<<<<

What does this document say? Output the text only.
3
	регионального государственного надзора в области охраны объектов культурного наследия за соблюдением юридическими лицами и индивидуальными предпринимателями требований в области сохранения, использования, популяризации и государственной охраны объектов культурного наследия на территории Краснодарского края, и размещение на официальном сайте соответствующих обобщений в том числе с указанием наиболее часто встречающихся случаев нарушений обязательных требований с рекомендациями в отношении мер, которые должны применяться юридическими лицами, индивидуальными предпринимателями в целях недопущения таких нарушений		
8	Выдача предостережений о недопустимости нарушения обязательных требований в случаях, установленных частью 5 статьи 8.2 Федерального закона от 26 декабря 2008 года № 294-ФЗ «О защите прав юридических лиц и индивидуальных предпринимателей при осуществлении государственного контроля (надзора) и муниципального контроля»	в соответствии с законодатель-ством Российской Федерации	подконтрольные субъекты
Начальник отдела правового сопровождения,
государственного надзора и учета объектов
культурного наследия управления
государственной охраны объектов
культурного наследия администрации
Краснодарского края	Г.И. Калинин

>>>>
<<<<

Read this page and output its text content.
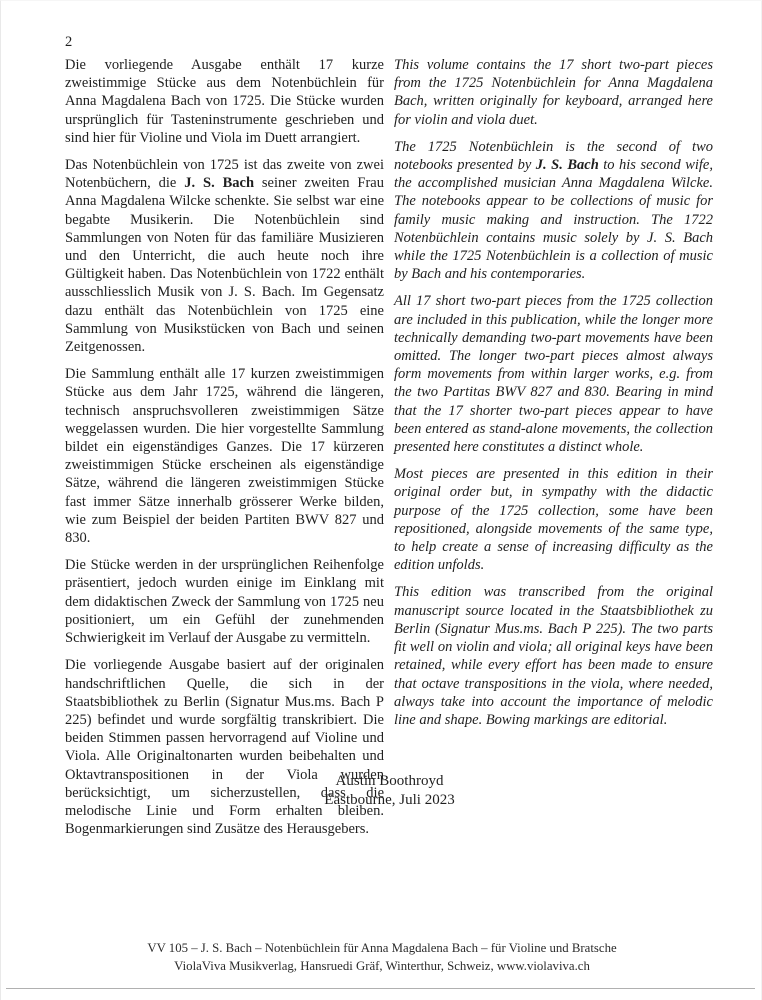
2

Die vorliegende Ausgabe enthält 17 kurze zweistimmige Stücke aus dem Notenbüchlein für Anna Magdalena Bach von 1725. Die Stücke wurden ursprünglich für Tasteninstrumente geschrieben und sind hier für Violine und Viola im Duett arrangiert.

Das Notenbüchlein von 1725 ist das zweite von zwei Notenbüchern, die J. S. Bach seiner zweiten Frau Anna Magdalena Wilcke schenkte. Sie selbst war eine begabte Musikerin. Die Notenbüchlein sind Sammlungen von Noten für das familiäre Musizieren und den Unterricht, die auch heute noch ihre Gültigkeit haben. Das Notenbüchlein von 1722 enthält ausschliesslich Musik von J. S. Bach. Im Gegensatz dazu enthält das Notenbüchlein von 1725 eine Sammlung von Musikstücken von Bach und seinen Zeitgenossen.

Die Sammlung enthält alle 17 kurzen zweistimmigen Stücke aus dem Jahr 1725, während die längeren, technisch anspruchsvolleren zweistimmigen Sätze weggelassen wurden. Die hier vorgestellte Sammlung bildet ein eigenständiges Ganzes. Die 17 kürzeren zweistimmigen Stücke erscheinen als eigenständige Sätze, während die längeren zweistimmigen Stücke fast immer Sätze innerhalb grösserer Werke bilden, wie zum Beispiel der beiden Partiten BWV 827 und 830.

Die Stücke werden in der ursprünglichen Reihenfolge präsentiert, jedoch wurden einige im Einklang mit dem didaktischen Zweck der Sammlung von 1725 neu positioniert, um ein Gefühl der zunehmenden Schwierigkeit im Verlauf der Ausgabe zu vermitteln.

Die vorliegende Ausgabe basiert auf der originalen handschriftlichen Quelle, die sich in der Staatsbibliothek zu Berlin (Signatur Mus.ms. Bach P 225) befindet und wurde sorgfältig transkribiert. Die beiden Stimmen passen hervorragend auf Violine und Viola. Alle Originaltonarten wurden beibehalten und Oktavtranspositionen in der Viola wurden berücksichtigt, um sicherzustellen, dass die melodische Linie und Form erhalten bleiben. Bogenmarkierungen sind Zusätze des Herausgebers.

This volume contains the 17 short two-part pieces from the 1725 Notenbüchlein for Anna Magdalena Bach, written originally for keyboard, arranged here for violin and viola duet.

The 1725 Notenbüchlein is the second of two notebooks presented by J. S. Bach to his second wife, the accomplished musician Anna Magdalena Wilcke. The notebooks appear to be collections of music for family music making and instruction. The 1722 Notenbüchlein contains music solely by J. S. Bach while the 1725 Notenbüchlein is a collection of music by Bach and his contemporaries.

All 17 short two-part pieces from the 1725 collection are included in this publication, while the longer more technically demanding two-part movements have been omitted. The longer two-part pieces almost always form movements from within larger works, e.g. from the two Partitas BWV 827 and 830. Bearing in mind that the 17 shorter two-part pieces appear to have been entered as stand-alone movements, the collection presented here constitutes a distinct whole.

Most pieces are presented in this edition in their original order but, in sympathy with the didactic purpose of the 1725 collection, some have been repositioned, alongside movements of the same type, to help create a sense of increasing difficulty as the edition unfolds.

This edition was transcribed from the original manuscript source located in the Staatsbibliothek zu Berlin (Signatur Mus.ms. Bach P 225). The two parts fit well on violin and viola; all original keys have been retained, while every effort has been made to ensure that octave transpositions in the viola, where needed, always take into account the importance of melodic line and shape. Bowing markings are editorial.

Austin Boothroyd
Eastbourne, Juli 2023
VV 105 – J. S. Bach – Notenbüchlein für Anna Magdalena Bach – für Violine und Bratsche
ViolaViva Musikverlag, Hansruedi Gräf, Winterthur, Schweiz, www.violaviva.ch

>>>>
<<<<

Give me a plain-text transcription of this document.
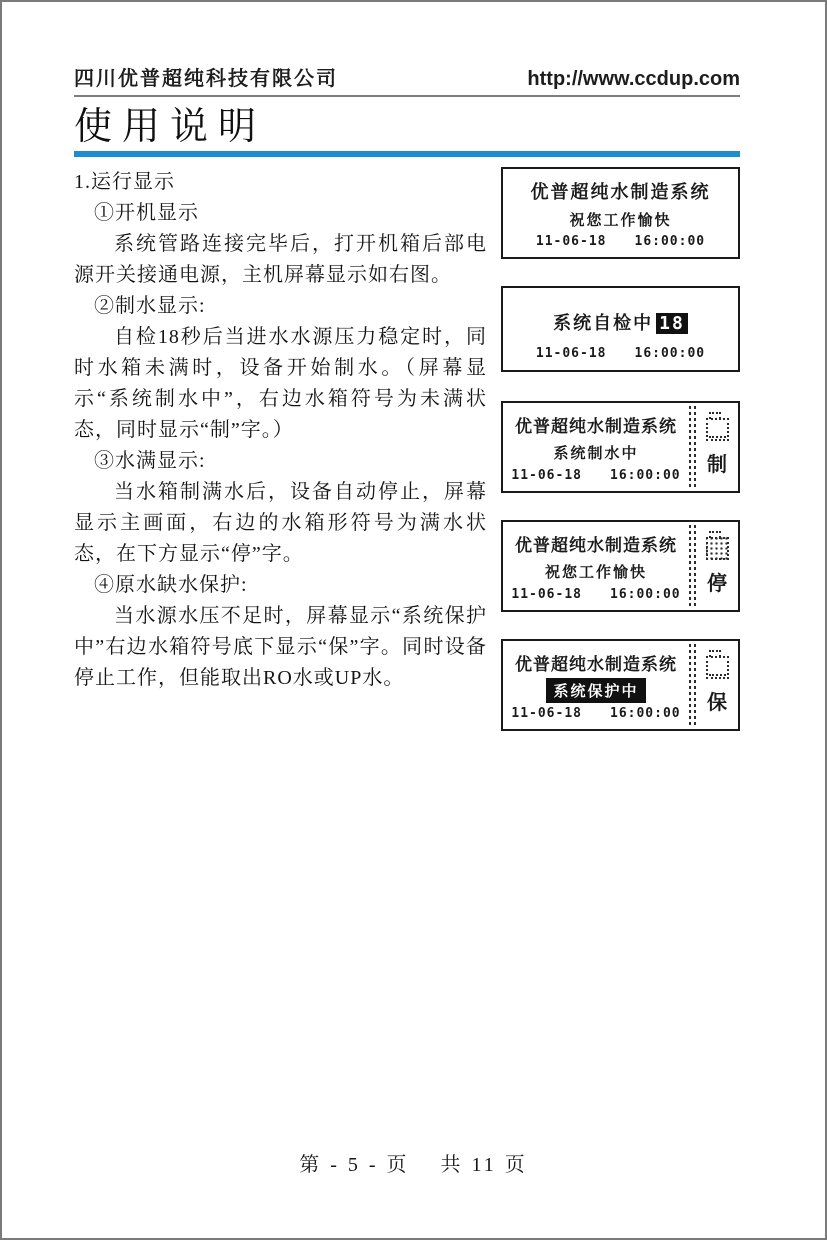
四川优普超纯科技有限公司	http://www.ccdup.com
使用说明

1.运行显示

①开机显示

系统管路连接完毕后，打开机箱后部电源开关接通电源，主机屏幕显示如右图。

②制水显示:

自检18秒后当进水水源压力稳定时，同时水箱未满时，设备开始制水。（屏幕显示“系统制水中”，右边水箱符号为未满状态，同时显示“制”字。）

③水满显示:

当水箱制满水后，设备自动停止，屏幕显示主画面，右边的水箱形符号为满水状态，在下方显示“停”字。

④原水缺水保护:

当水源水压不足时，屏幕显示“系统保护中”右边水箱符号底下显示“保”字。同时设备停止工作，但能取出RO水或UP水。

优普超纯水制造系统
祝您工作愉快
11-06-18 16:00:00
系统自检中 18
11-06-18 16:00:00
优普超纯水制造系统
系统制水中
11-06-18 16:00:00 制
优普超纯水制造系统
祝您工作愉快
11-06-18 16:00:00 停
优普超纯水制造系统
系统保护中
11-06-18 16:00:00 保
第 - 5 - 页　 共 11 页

>>>>

Find every line above that contains the word "always", and return each one.

All 17 short two-part pieces from the 1725 collection are included in this publication, while the longer more technically demanding two-part movements have been omitted. The longer two-part pieces almost always form movements from within larger works, e.g. from the two Partitas BWV 827 and 830. Bearing in mind that the 17 shorter two-part pieces appear to have been entered as stand-alone movements, the collection presented here constitutes a distinct whole.
This edition was transcribed from the original manuscript source located in the Staatsbibliothek zu Berlin (Signatur Mus.ms. Bach P 225). The two parts fit well on violin and viola; all original keys have been retained, while every effort has been made to ensure that octave transpositions in the viola, where needed, always take into account the importance of melodic line and shape. Bowing markings are editorial.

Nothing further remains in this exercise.